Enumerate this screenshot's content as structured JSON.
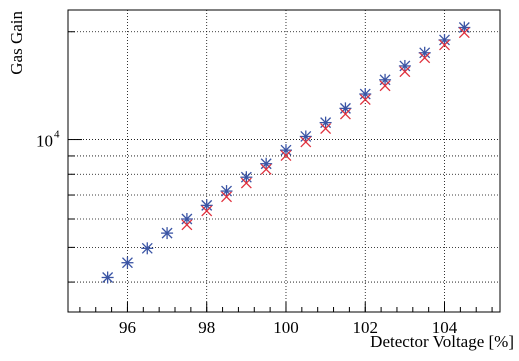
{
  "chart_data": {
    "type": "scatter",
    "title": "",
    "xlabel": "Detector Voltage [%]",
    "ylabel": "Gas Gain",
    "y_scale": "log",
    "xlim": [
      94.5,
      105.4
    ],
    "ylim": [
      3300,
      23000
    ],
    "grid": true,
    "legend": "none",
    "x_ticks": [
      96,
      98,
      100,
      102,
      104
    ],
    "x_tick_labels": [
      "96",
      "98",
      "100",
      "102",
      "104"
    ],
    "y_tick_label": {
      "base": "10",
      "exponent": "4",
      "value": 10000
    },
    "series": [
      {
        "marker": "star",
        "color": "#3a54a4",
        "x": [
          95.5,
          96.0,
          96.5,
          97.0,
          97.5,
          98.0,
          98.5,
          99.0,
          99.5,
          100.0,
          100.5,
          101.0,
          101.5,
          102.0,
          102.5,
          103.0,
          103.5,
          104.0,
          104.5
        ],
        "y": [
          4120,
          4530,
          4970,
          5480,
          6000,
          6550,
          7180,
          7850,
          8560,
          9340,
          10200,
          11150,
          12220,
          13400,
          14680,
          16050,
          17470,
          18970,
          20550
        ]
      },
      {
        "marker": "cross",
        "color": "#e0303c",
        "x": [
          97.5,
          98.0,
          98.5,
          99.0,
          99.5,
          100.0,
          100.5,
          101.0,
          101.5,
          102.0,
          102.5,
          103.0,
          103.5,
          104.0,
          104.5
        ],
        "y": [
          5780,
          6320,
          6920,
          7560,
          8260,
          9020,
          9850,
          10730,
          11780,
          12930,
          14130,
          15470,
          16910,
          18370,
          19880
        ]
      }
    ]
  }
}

+---+

**What is required:**
In the copy, include no pictures; restate the listing above exactly.

**Exercise answer:**
Enumerate this screenshot's content as structured JSON.
{
  "chart_data": {
    "type": "scatter",
    "title": "",
    "xlabel": "Detector Voltage [%]",
    "ylabel": "Gas Gain",
    "y_scale": "log",
    "xlim": [
      94.5,
      105.4
    ],
    "ylim": [
      3300,
      23000
    ],
    "grid": true,
    "legend": "none",
    "x_ticks": [
      96,
      98,
      100,
      102,
      104
    ],
    "x_tick_labels": [
      "96",
      "98",
      "100",
      "102",
      "104"
    ],
    "y_tick_label": {
      "base": "10",
      "exponent": "4",
      "value": 10000
    },
    "series": [
      {
        "marker": "star",
        "color": "#3a54a4",
        "x": [
          95.5,
          96.0,
          96.5,
          97.0,
          97.5,
          98.0,
          98.5,
          99.0,
          99.5,
          100.0,
          100.5,
          101.0,
          101.5,
          102.0,
          102.5,
          103.0,
          103.5,
          104.0,
          104.5
        ],
        "y": [
          4120,
          4530,
          4970,
          5480,
          6000,
          6550,
          7180,
          7850,
          8560,
          9340,
          10200,
          11150,
          12220,
          13400,
          14680,
          16050,
          17470,
          18970,
          20550
        ]
      },
      {
        "marker": "cross",
        "color": "#e0303c",
        "x": [
          97.5,
          98.0,
          98.5,
          99.0,
          99.5,
          100.0,
          100.5,
          101.0,
          101.5,
          102.0,
          102.5,
          103.0,
          103.5,
          104.0,
          104.5
        ],
        "y": [
          5780,
          6320,
          6920,
          7560,
          8260,
          9020,
          9850,
          10730,
          11780,
          12930,
          14130,
          15470,
          16910,
          18370,
          19880
        ]
      }
    ]
  }
}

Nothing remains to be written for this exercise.